> _Stated task_
Show every line in the entries below where the word "dispensing" appears.

> _Data provided_
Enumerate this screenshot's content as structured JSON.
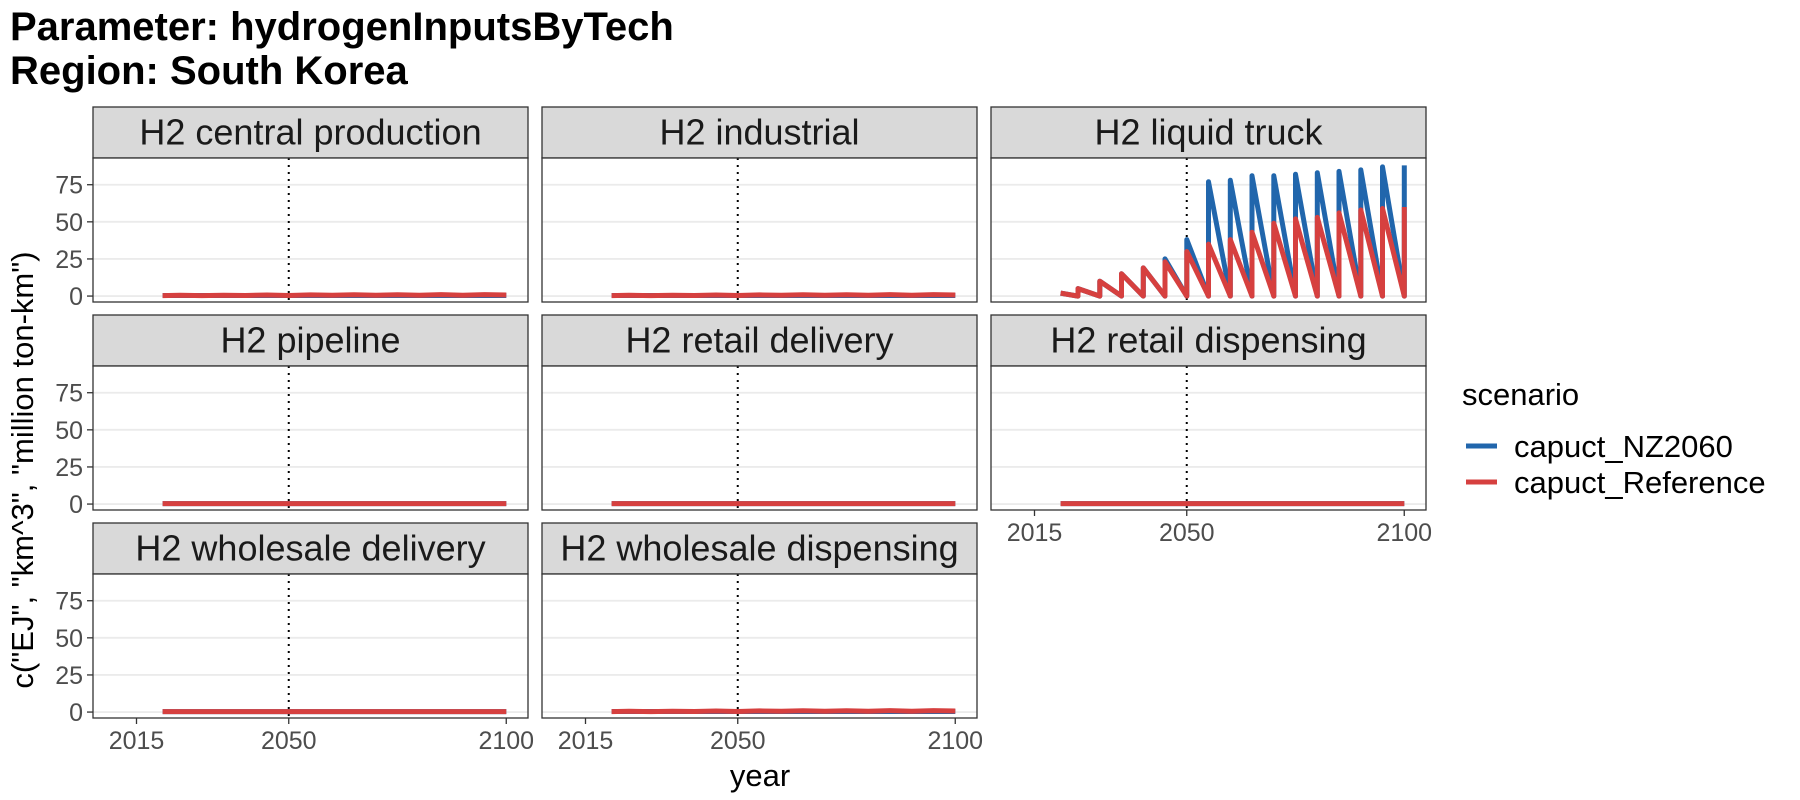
{
  "chart_data": {
    "type": "line",
    "title": "Parameter: hydrogenInputsByTech",
    "subtitle": "Region: South Korea",
    "xlabel": "year",
    "ylabel": "c(\"EJ\", \"km^3\", \"million ton-km\")",
    "xlim": [
      2005,
      2105
    ],
    "ylim": [
      -4,
      93
    ],
    "x_ticks": [
      2015,
      2050,
      2100
    ],
    "y_ticks": [
      0,
      25,
      50,
      75
    ],
    "reference_line": {
      "x": 2050,
      "style": "dotted"
    },
    "grid": true,
    "legend": {
      "title": "scenario",
      "position": "right",
      "entries": [
        {
          "label": "capuct_NZ2060",
          "color": "#2166ac"
        },
        {
          "label": "capuct_Reference",
          "color": "#d6403f"
        }
      ]
    },
    "facets": [
      {
        "label": "H2 central production",
        "series": [
          {
            "name": "capuct_NZ2060",
            "x": [
              2021,
              2100
            ],
            "y": [
              0.4,
              0.4
            ]
          },
          {
            "name": "capuct_Reference",
            "x": [
              2021,
              2025,
              2030,
              2035,
              2040,
              2045,
              2050,
              2055,
              2060,
              2065,
              2070,
              2075,
              2080,
              2085,
              2090,
              2095,
              2100
            ],
            "y": [
              0.3,
              0.5,
              0.3,
              0.6,
              0.4,
              0.7,
              0.4,
              0.8,
              0.5,
              0.9,
              0.5,
              0.9,
              0.6,
              1.0,
              0.6,
              1.0,
              0.7
            ]
          }
        ]
      },
      {
        "label": "H2 industrial",
        "series": [
          {
            "name": "capuct_NZ2060",
            "x": [
              2021,
              2100
            ],
            "y": [
              0.4,
              0.4
            ]
          },
          {
            "name": "capuct_Reference",
            "x": [
              2021,
              2025,
              2030,
              2035,
              2040,
              2045,
              2050,
              2055,
              2060,
              2065,
              2070,
              2075,
              2080,
              2085,
              2090,
              2095,
              2100
            ],
            "y": [
              0.3,
              0.5,
              0.3,
              0.6,
              0.4,
              0.7,
              0.4,
              0.8,
              0.5,
              0.9,
              0.5,
              0.9,
              0.6,
              1.0,
              0.6,
              1.0,
              0.7
            ]
          }
        ]
      },
      {
        "label": "H2 liquid truck",
        "series": [
          {
            "name": "capuct_NZ2060",
            "x": [
              2021,
              2025,
              2025,
              2030,
              2030,
              2035,
              2035,
              2040,
              2040,
              2045,
              2045,
              2050,
              2050,
              2055,
              2055,
              2060,
              2060,
              2065,
              2065,
              2070,
              2070,
              2075,
              2075,
              2080,
              2080,
              2085,
              2085,
              2090,
              2090,
              2095,
              2095,
              2100,
              2100
            ],
            "y": [
              2,
              0,
              5,
              0,
              10,
              0,
              15,
              0,
              19,
              0,
              25,
              0,
              38,
              0,
              77,
              0,
              78,
              0,
              81,
              0,
              81,
              0,
              82,
              0,
              83,
              0,
              84,
              0,
              85,
              0,
              87,
              0,
              88
            ]
          },
          {
            "name": "capuct_Reference",
            "x": [
              2021,
              2025,
              2025,
              2030,
              2030,
              2035,
              2035,
              2040,
              2040,
              2045,
              2045,
              2050,
              2050,
              2055,
              2055,
              2060,
              2060,
              2065,
              2065,
              2070,
              2070,
              2075,
              2075,
              2080,
              2080,
              2085,
              2085,
              2090,
              2090,
              2095,
              2095,
              2100,
              2100
            ],
            "y": [
              2,
              0,
              5,
              0,
              10,
              0,
              15,
              0,
              19,
              0,
              23,
              0,
              30,
              0,
              35,
              0,
              38,
              0,
              43,
              0,
              49,
              0,
              52,
              0,
              53,
              0,
              56,
              0,
              58,
              0,
              59,
              0,
              60
            ]
          }
        ]
      },
      {
        "label": "H2 pipeline",
        "series": [
          {
            "name": "capuct_NZ2060",
            "x": [
              2021,
              2100
            ],
            "y": [
              0.3,
              0.3
            ]
          },
          {
            "name": "capuct_Reference",
            "x": [
              2021,
              2100
            ],
            "y": [
              0.3,
              0.3
            ]
          }
        ]
      },
      {
        "label": "H2 retail delivery",
        "series": [
          {
            "name": "capuct_NZ2060",
            "x": [
              2021,
              2100
            ],
            "y": [
              0.3,
              0.3
            ]
          },
          {
            "name": "capuct_Reference",
            "x": [
              2021,
              2100
            ],
            "y": [
              0.3,
              0.3
            ]
          }
        ]
      },
      {
        "label": "H2 retail dispensing",
        "series": [
          {
            "name": "capuct_NZ2060",
            "x": [
              2021,
              2100
            ],
            "y": [
              0.3,
              0.3
            ]
          },
          {
            "name": "capuct_Reference",
            "x": [
              2021,
              2100
            ],
            "y": [
              0.3,
              0.3
            ]
          }
        ]
      },
      {
        "label": "H2 wholesale delivery",
        "series": [
          {
            "name": "capuct_NZ2060",
            "x": [
              2021,
              2100
            ],
            "y": [
              0.3,
              0.3
            ]
          },
          {
            "name": "capuct_Reference",
            "x": [
              2021,
              2100
            ],
            "y": [
              0.3,
              0.3
            ]
          }
        ]
      },
      {
        "label": "H2 wholesale dispensing",
        "series": [
          {
            "name": "capuct_NZ2060",
            "x": [
              2021,
              2100
            ],
            "y": [
              0.4,
              0.4
            ]
          },
          {
            "name": "capuct_Reference",
            "x": [
              2021,
              2025,
              2030,
              2035,
              2040,
              2045,
              2050,
              2055,
              2060,
              2065,
              2070,
              2075,
              2080,
              2085,
              2090,
              2095,
              2100
            ],
            "y": [
              0.3,
              0.5,
              0.3,
              0.6,
              0.4,
              0.7,
              0.4,
              0.8,
              0.5,
              0.9,
              0.5,
              0.9,
              0.6,
              1.0,
              0.6,
              1.0,
              0.7
            ]
          }
        ]
      }
    ]
  }
}
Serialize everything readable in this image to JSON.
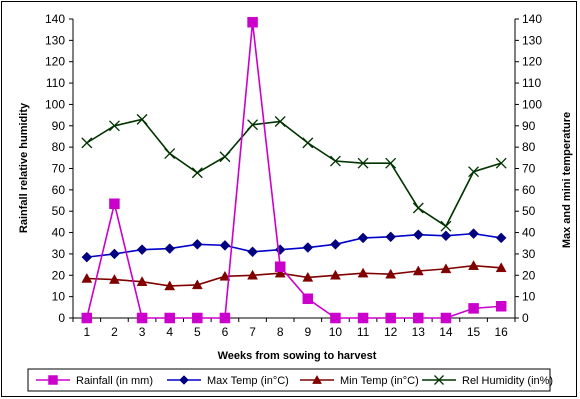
{
  "chart_data": {
    "type": "line",
    "title": "",
    "xlabel": "Weeks from sowing to harvest",
    "ylabel_left": "Rainfall relative humidity",
    "ylabel_right": "Max and mini temperature",
    "ylim": [
      0,
      140
    ],
    "ylim_right": [
      0,
      140
    ],
    "y_ticks": [
      0,
      10,
      20,
      30,
      40,
      50,
      60,
      70,
      80,
      90,
      100,
      110,
      120,
      130,
      140
    ],
    "categories": [
      "1",
      "2",
      "3",
      "4",
      "5",
      "6",
      "7",
      "8",
      "9",
      "10",
      "11",
      "12",
      "13",
      "14",
      "15",
      "16"
    ],
    "grid": false,
    "legend_position": "bottom",
    "series": [
      {
        "name": "Rainfall (in mm)",
        "color": "#cc00cc",
        "line_color": "#cc00cc",
        "marker": "square",
        "values": [
          0,
          53.5,
          0,
          0,
          0,
          0,
          138.5,
          24,
          9,
          0,
          0,
          0,
          0,
          0,
          4.5,
          5.5
        ]
      },
      {
        "name": "Max Temp (in°C)",
        "color": "#000080",
        "line_color": "#0000cc",
        "marker": "diamond",
        "values": [
          28.5,
          30,
          32,
          32.5,
          34.5,
          34,
          31,
          32,
          33,
          34.5,
          37.5,
          38,
          39,
          38.5,
          39.5,
          37.5
        ]
      },
      {
        "name": "Min Temp (in°C)",
        "color": "#800000",
        "line_color": "#800000",
        "marker": "triangle",
        "values": [
          18.5,
          18,
          17,
          15,
          15.5,
          19.5,
          20,
          21,
          19,
          20,
          21,
          20.5,
          22,
          23,
          24.5,
          23.5
        ]
      },
      {
        "name": "Rel Humidity  (in%)",
        "color": "#003300",
        "line_color": "#003300",
        "marker": "x",
        "values": [
          82,
          90,
          93,
          77,
          68,
          75.5,
          90.5,
          92,
          82,
          73.5,
          72.5,
          72.5,
          51.5,
          43,
          68.5,
          72.5
        ]
      }
    ]
  }
}
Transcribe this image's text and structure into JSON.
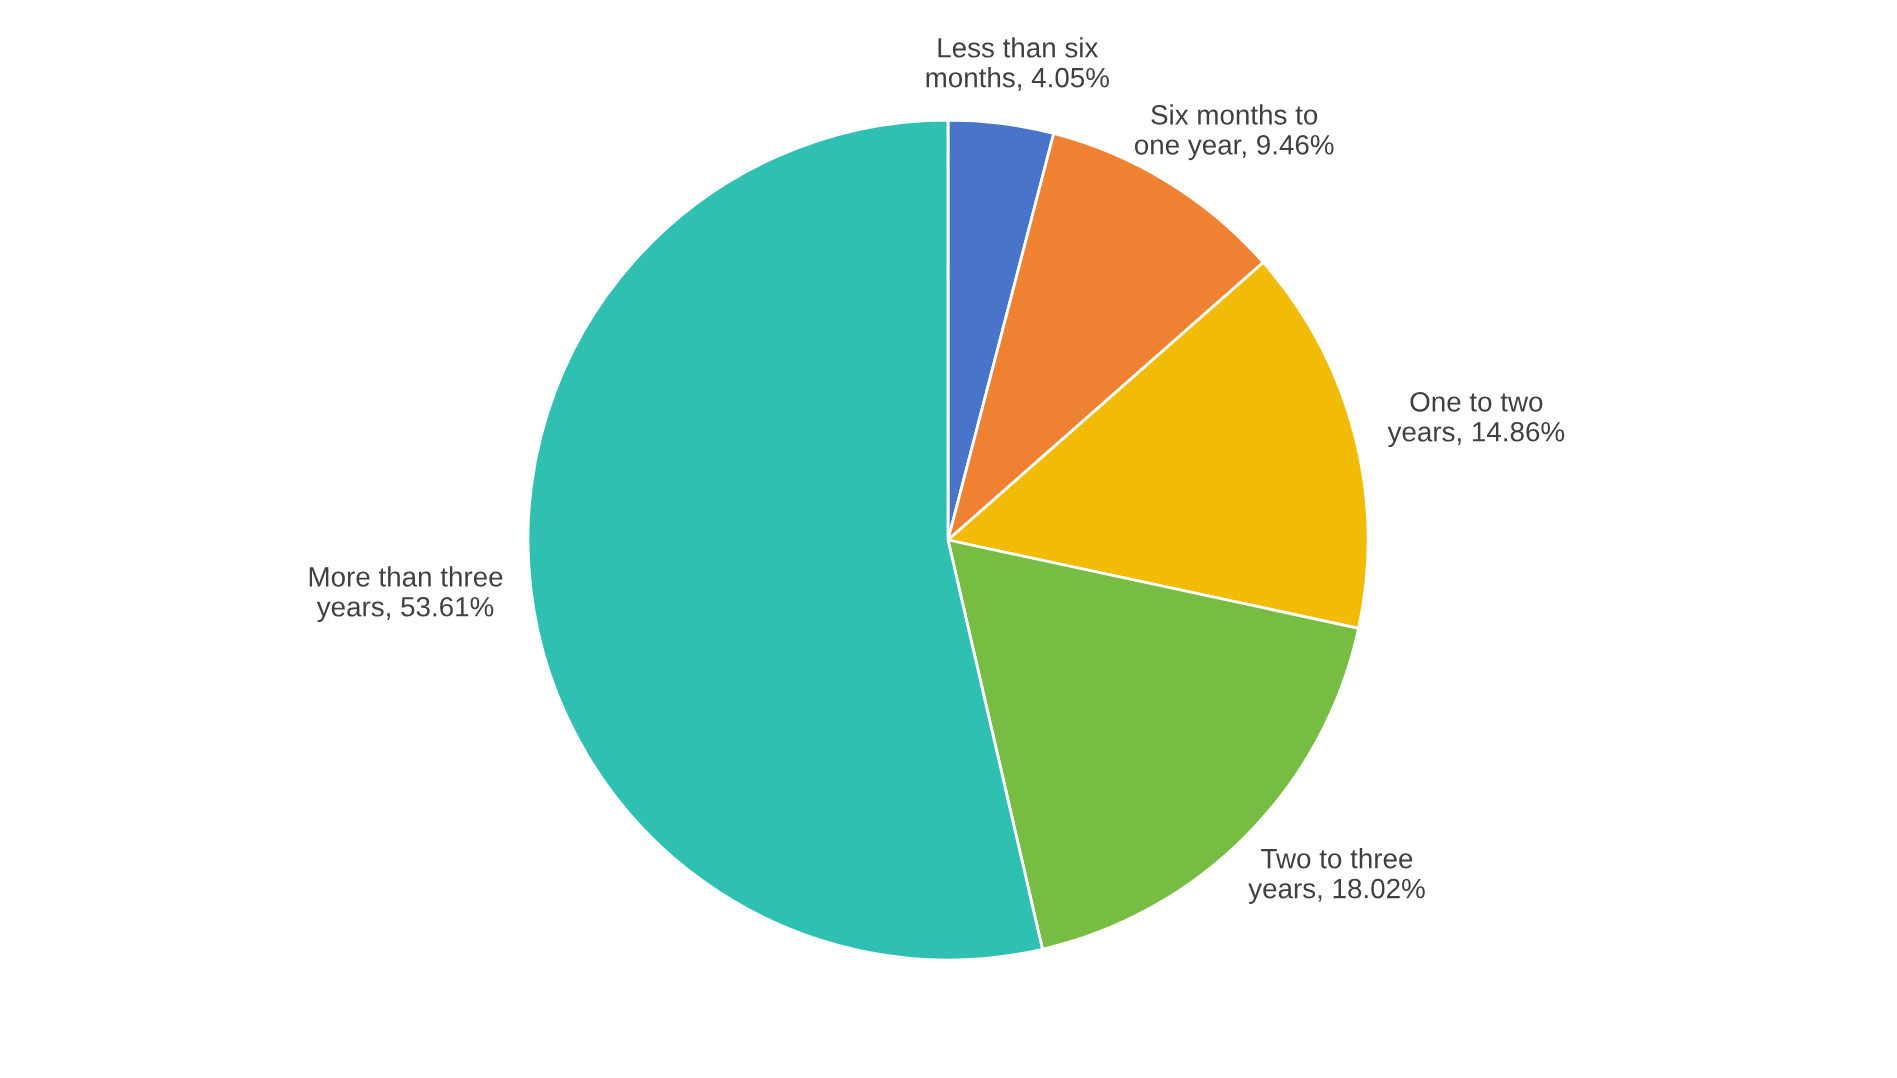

> _Task output_
        "label": "H2 retail dispensing",
        "label": "H2 wholesale dispensing",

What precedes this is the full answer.